Activity:
Read the records that follow and state how many lines hold "Mechanical", adding nothing else.

Extracted records:
____________
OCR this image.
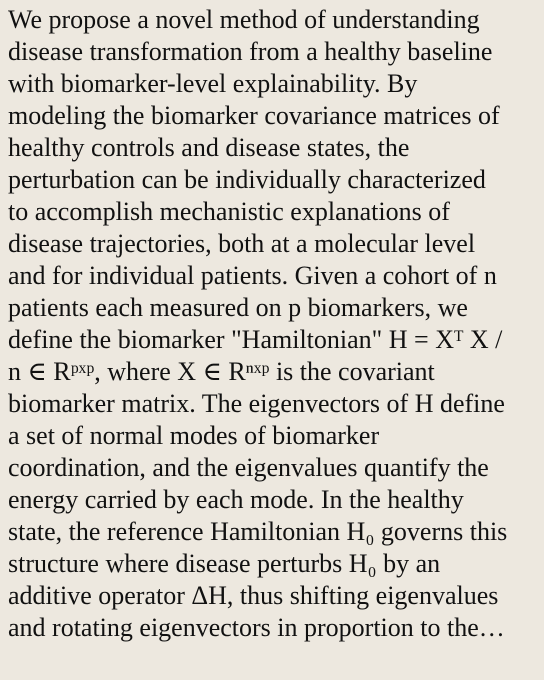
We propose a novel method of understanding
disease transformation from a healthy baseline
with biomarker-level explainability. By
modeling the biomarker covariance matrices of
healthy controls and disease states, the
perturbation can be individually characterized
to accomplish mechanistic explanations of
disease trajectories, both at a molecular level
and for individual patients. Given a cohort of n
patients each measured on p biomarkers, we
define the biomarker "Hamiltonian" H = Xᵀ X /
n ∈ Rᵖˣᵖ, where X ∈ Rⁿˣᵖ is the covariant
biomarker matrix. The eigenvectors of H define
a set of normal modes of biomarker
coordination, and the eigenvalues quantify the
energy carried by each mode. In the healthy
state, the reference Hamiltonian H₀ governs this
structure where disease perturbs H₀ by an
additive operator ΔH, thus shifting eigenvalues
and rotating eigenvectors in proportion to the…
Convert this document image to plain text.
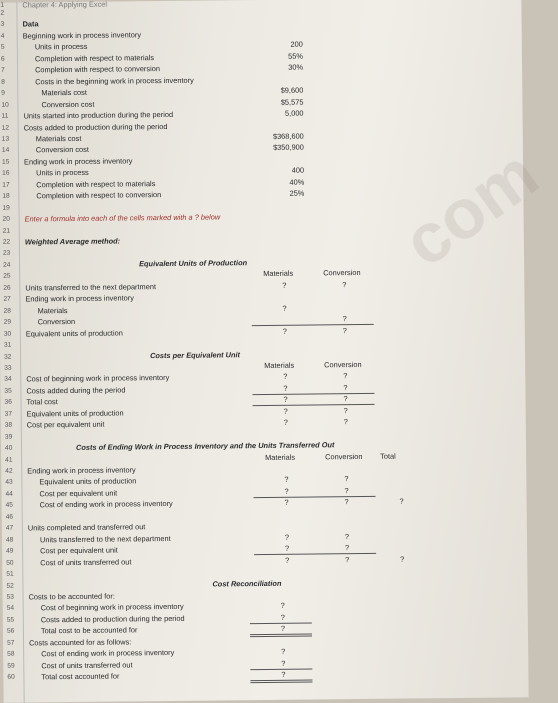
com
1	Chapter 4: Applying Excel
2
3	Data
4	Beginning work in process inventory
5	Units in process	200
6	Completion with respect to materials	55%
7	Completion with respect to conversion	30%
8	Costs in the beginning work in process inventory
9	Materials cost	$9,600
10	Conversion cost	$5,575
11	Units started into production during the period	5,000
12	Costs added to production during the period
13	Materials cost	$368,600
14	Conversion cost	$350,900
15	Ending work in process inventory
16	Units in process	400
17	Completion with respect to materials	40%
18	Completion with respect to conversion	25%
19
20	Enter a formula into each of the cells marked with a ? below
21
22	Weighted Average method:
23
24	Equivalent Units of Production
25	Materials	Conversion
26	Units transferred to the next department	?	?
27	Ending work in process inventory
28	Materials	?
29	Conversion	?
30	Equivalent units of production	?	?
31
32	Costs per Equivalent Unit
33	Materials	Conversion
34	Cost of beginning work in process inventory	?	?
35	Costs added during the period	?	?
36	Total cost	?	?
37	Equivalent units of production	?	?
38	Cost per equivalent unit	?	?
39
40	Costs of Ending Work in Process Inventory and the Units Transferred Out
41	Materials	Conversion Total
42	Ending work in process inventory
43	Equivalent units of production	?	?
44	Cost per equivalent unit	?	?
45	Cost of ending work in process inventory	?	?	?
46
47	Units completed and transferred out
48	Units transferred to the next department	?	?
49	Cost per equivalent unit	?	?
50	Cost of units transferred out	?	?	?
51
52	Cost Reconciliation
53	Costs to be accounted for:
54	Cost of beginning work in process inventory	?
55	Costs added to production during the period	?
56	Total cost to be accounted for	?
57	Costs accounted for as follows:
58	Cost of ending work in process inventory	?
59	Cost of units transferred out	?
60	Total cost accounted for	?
____________
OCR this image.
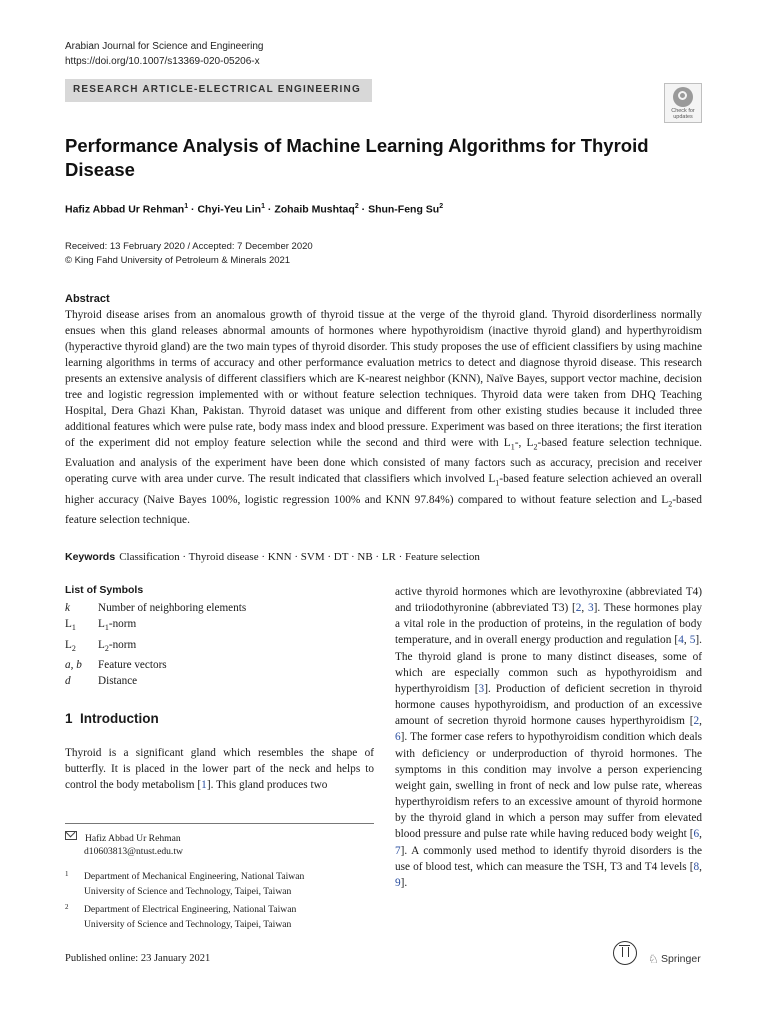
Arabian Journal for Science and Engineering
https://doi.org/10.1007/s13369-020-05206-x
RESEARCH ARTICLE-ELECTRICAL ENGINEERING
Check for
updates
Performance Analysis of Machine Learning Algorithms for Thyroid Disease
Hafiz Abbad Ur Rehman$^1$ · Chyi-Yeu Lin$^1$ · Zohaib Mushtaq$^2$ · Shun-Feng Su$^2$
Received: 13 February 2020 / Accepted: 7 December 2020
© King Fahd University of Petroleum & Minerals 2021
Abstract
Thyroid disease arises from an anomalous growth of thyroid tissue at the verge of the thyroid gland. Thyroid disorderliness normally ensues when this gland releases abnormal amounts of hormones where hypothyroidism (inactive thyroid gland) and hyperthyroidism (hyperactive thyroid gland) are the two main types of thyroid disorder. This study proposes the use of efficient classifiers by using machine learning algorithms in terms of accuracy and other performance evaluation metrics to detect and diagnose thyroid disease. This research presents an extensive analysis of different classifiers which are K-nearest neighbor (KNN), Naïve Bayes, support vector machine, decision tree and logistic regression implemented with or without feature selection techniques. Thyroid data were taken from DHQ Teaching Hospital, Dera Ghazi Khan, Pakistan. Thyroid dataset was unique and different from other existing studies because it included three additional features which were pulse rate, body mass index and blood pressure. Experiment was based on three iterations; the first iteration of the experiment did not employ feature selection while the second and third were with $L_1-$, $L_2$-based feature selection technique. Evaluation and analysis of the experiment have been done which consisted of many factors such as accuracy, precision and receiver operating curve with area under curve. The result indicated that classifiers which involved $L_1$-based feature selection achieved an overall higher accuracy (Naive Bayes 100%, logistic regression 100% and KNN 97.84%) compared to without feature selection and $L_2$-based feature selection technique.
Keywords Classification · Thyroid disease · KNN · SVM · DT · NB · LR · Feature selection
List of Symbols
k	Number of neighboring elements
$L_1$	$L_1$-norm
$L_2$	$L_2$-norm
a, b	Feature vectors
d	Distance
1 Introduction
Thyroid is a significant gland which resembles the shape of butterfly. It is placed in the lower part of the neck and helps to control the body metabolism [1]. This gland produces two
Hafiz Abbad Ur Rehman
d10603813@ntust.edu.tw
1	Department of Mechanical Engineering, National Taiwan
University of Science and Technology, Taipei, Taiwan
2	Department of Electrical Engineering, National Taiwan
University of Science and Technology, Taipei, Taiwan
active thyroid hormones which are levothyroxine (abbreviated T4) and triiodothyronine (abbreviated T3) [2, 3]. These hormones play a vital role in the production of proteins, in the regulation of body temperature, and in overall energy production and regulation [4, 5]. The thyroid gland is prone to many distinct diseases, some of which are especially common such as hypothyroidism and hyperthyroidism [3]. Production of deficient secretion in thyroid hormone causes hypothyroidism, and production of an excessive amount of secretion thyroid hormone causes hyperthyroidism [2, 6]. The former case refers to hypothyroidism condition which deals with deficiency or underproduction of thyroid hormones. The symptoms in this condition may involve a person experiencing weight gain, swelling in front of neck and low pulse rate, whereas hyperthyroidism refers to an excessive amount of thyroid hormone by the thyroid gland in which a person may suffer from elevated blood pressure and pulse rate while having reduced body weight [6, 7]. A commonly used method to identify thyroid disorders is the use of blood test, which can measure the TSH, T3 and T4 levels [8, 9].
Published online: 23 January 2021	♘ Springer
____________
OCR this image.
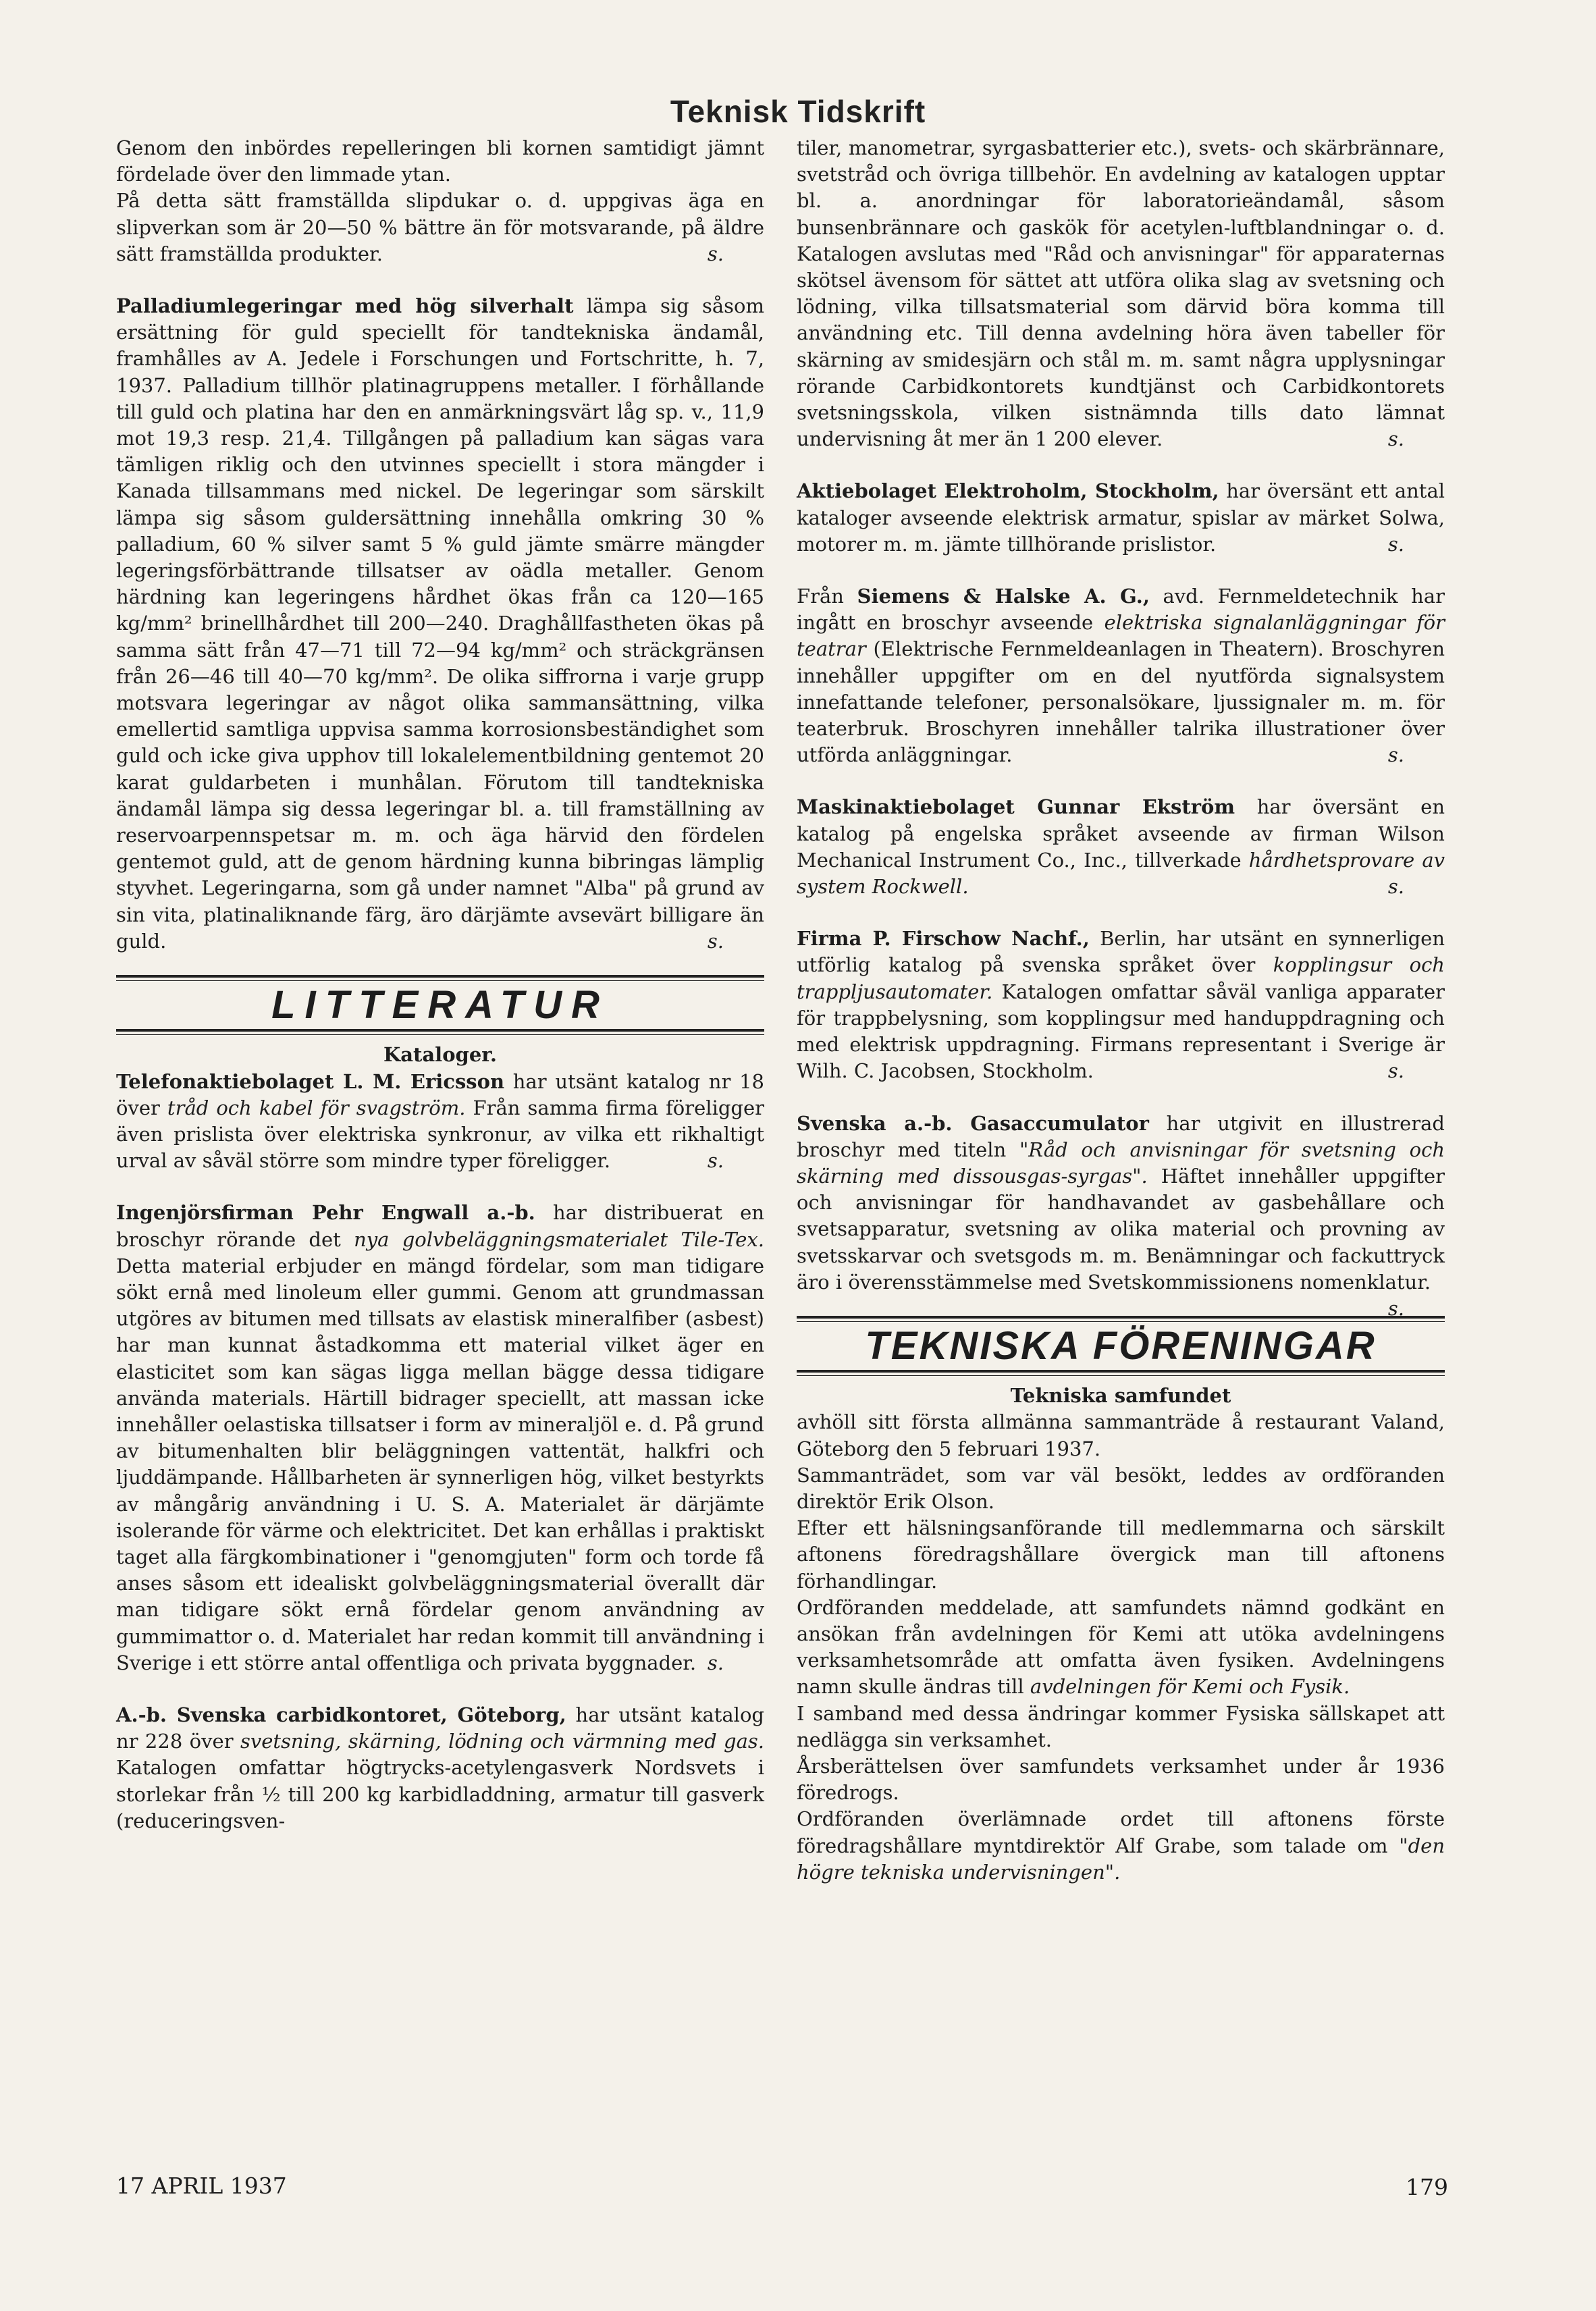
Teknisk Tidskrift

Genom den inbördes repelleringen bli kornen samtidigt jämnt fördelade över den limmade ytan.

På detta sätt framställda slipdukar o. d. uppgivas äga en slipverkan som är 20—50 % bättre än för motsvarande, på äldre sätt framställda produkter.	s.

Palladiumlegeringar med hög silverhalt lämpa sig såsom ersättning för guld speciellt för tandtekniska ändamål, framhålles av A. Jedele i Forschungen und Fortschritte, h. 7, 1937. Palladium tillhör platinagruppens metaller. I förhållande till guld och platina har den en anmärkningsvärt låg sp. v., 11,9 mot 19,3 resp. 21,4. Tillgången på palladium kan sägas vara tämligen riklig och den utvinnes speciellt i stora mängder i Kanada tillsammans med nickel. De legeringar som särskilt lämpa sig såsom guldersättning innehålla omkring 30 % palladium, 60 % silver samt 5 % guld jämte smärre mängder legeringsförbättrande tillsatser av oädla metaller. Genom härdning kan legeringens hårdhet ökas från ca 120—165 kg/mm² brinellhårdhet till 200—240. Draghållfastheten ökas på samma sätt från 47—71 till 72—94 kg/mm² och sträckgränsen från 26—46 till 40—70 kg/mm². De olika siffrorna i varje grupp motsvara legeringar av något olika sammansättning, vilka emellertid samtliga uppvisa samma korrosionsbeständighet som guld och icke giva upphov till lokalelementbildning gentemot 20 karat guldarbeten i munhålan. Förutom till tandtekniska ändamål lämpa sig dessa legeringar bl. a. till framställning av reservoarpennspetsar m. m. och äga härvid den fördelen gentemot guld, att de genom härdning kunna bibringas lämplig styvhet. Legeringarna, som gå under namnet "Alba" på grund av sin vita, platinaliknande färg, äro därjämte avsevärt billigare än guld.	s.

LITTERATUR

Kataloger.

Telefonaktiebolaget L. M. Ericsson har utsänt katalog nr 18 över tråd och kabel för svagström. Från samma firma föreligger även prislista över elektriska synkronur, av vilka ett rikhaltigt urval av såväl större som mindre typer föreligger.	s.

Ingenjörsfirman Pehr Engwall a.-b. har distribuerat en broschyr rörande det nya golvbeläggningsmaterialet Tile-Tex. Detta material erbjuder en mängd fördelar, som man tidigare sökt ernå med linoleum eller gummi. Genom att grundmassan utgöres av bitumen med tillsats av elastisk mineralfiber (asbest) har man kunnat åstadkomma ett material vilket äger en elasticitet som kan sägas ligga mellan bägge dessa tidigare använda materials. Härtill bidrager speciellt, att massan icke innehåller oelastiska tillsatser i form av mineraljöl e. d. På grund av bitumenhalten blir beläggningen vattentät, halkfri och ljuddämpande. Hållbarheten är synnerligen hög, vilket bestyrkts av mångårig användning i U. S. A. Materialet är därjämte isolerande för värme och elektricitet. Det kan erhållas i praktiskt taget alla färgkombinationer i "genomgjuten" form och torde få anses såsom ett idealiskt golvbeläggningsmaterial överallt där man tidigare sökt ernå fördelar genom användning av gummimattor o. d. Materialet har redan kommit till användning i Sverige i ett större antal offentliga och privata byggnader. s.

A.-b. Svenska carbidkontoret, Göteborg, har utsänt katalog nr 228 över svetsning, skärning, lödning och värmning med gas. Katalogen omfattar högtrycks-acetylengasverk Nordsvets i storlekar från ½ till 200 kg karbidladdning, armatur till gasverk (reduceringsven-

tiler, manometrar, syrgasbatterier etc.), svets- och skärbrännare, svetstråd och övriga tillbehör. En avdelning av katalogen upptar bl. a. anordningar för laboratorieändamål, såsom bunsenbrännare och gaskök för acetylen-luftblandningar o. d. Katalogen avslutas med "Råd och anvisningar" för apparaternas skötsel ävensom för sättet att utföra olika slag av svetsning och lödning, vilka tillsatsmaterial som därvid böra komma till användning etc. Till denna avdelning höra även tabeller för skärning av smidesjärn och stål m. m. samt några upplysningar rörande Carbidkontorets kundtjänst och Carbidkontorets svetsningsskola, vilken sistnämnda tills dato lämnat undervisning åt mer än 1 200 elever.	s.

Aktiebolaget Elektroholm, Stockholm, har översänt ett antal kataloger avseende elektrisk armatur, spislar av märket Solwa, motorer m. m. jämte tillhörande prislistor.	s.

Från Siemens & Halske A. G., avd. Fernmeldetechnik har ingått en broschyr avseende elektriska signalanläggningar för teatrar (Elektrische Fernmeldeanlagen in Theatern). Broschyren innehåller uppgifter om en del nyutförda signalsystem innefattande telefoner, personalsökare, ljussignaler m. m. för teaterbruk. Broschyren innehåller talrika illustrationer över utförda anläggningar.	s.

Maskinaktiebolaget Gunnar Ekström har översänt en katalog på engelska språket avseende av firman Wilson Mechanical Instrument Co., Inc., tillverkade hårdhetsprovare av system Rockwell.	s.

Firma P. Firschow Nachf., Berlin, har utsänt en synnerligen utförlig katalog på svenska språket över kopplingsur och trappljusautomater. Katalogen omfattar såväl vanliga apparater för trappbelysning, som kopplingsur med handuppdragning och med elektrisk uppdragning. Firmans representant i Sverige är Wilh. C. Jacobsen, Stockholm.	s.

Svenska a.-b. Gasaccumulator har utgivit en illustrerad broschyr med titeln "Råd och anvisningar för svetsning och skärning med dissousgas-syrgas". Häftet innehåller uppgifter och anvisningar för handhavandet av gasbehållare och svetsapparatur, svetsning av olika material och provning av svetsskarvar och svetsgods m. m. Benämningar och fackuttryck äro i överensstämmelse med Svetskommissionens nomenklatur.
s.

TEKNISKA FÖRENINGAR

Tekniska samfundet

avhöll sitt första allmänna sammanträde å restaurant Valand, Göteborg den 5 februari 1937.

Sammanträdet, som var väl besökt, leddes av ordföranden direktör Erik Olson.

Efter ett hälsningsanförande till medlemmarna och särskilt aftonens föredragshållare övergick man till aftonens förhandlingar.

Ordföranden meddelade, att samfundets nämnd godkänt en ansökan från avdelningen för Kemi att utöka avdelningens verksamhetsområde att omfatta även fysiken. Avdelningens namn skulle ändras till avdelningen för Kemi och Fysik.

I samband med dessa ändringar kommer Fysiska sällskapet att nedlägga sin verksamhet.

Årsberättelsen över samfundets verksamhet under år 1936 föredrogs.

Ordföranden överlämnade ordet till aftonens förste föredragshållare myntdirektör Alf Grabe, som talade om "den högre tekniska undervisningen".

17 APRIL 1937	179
____________
Response to the task:
2